**INSTRUCTION**
Each entry below should be written out exactly as it is, with no pictures.

[Records from a collection]

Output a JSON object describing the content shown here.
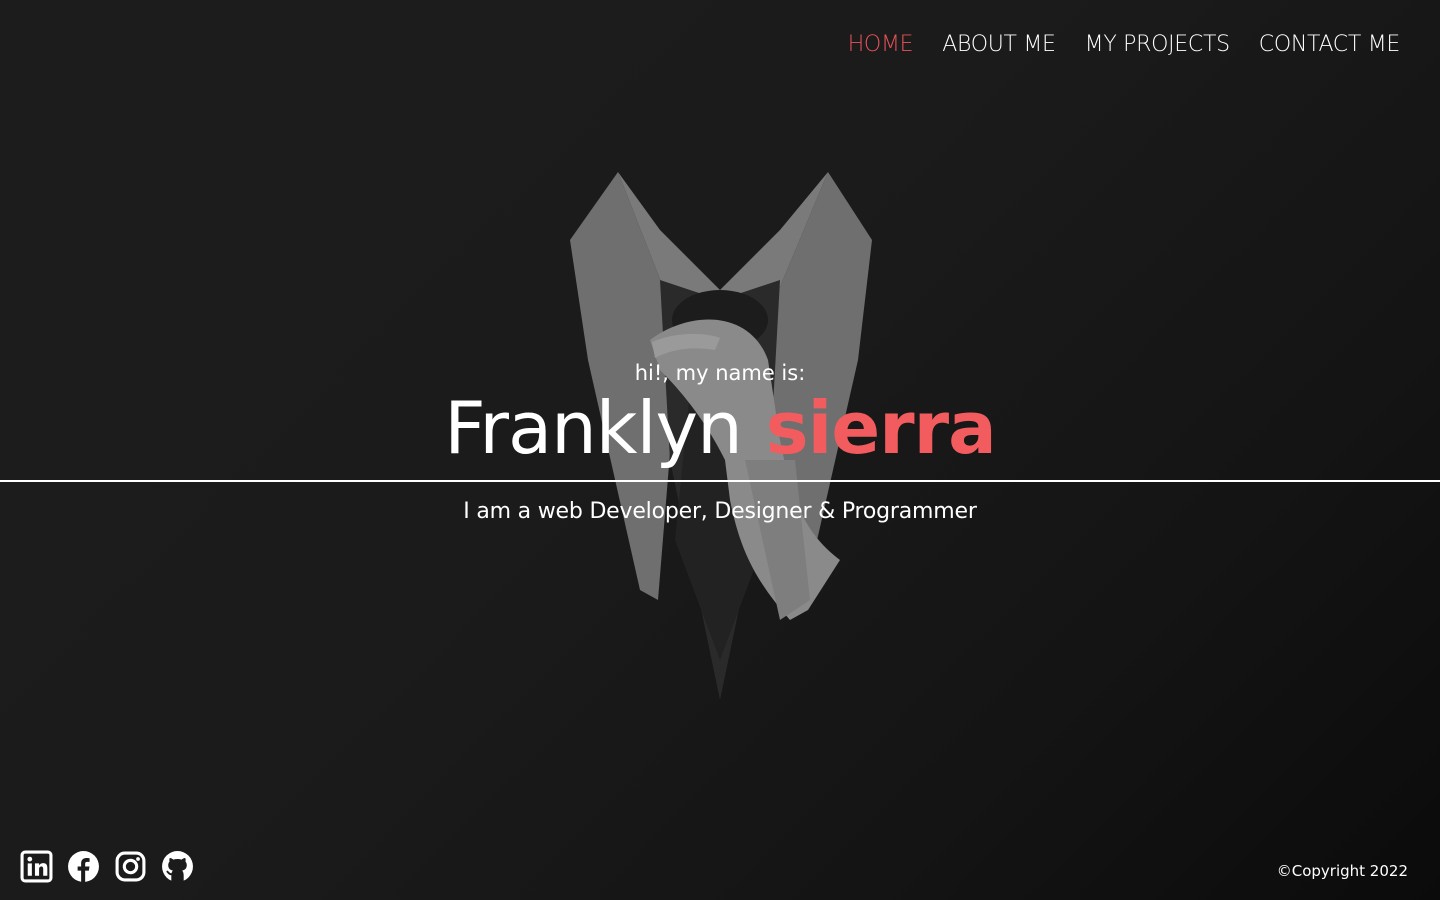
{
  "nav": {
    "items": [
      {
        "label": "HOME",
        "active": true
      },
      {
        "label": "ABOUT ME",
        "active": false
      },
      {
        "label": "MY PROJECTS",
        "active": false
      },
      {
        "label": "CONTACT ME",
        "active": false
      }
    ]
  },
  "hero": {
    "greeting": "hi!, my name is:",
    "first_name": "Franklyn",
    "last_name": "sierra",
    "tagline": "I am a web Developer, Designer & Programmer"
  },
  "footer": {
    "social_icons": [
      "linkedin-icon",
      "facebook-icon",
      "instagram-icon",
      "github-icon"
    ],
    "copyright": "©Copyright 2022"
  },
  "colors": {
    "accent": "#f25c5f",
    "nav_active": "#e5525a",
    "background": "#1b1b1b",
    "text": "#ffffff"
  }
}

**WRITTEN ANSWER**
Output a JSON object describing the content shown here.
{
  "nav": {
    "items": [
      {
        "label": "HOME",
        "active": true
      },
      {
        "label": "ABOUT ME",
        "active": false
      },
      {
        "label": "MY PROJECTS",
        "active": false
      },
      {
        "label": "CONTACT ME",
        "active": false
      }
    ]
  },
  "hero": {
    "greeting": "hi!, my name is:",
    "first_name": "Franklyn",
    "last_name": "sierra",
    "tagline": "I am a web Developer, Designer & Programmer"
  },
  "footer": {
    "social_icons": [
      "linkedin-icon",
      "facebook-icon",
      "instagram-icon",
      "github-icon"
    ],
    "copyright": "©Copyright 2022"
  },
  "colors": {
    "accent": "#f25c5f",
    "nav_active": "#e5525a",
    "background": "#1b1b1b",
    "text": "#ffffff"
  }
}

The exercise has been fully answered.